_Record list_
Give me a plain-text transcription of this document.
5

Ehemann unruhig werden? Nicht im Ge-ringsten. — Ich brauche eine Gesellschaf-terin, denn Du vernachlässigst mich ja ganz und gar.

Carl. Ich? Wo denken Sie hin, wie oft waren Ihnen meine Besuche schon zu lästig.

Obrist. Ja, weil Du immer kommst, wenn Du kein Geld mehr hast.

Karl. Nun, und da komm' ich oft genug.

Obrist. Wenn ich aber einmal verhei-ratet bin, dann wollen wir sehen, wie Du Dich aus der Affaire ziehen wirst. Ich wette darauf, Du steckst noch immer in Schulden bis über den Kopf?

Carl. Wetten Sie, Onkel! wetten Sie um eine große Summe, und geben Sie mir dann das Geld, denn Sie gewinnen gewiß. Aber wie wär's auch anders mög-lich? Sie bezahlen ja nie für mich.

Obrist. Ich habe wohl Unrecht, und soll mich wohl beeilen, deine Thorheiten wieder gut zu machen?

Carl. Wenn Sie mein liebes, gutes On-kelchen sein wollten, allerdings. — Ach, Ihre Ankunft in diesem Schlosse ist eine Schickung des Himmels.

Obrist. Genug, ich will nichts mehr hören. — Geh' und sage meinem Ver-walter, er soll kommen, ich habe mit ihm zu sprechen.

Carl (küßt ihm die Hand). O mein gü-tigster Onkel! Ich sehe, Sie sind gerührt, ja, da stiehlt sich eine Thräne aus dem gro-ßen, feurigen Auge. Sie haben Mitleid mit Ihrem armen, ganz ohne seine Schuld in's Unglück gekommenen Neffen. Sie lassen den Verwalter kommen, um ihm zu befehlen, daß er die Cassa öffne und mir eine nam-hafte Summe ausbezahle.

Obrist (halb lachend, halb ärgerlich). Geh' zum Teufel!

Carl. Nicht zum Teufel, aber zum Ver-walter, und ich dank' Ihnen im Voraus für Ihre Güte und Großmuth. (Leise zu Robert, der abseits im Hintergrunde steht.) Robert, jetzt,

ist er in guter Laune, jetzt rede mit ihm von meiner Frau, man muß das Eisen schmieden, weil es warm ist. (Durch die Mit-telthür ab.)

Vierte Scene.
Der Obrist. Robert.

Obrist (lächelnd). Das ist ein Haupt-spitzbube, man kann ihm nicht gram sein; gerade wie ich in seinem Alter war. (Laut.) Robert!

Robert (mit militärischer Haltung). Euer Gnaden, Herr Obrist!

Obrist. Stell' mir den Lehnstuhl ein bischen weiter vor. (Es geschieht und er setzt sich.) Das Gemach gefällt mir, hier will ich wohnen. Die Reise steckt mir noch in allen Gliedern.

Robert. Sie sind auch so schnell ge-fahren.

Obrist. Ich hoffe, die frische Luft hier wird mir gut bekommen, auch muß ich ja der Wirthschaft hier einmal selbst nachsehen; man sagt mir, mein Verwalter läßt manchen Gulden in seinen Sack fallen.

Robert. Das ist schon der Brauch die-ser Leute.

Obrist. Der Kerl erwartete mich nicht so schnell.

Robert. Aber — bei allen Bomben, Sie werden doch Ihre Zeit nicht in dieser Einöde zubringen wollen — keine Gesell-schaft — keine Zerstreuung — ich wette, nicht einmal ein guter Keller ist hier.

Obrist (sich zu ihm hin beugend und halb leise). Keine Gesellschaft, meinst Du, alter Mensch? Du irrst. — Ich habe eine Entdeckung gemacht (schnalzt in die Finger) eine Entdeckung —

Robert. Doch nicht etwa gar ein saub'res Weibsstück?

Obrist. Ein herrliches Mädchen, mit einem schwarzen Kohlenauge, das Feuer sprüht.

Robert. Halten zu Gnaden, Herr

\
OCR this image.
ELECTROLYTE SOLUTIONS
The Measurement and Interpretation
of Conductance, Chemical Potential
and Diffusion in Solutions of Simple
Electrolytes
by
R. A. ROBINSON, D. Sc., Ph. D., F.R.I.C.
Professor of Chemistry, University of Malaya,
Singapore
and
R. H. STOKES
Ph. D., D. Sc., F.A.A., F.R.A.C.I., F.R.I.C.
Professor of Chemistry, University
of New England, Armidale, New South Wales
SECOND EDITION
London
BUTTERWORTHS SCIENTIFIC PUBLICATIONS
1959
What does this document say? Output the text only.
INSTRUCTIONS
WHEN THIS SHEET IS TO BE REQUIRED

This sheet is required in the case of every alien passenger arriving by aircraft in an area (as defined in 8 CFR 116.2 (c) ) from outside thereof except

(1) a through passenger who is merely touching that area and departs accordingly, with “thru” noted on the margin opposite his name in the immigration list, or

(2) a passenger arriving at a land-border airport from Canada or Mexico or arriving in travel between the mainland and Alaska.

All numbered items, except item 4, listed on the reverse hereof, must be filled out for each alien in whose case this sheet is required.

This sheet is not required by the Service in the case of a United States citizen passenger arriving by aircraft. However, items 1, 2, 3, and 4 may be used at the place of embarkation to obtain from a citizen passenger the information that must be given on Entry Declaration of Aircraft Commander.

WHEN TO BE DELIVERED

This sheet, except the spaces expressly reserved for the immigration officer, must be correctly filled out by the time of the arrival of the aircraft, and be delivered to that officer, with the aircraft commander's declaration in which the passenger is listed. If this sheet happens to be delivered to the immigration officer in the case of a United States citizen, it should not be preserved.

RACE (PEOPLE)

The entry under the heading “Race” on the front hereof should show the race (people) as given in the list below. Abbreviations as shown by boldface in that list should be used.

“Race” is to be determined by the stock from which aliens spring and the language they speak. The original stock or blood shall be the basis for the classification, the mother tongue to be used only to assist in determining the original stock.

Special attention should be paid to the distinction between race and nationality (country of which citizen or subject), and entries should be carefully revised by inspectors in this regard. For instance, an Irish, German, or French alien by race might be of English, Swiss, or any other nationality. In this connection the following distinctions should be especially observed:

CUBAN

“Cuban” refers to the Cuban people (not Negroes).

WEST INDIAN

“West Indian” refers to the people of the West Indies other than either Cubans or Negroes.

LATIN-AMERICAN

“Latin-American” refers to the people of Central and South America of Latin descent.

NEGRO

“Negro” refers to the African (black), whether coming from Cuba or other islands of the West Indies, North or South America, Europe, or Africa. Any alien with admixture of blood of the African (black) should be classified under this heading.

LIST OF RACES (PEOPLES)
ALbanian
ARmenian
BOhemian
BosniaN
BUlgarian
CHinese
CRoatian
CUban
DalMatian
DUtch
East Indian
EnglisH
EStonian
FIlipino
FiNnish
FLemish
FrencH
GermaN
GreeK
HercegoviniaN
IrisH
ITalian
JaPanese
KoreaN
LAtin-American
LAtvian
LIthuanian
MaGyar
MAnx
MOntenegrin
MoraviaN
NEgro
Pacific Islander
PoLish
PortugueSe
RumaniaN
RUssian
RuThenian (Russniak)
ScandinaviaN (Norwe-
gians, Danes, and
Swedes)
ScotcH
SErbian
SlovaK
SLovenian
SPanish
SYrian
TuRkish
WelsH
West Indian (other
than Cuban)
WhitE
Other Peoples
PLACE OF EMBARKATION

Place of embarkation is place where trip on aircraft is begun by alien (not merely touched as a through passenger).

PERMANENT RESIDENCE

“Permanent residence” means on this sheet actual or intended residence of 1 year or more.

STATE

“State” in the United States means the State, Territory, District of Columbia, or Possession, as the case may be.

_Written exercise_
Extract every line containing the string "soll" from the material.

_The answer_
Obrist. Ich habe wohl Unrecht, und soll mich wohl beeilen, deine Thorheiten wieder gut zu machen?
Obrist. Genug, ich will nichts mehr hören. — Geh' und sage meinem Ver-walter, er soll kommen, ich habe mit ihm zu sprechen.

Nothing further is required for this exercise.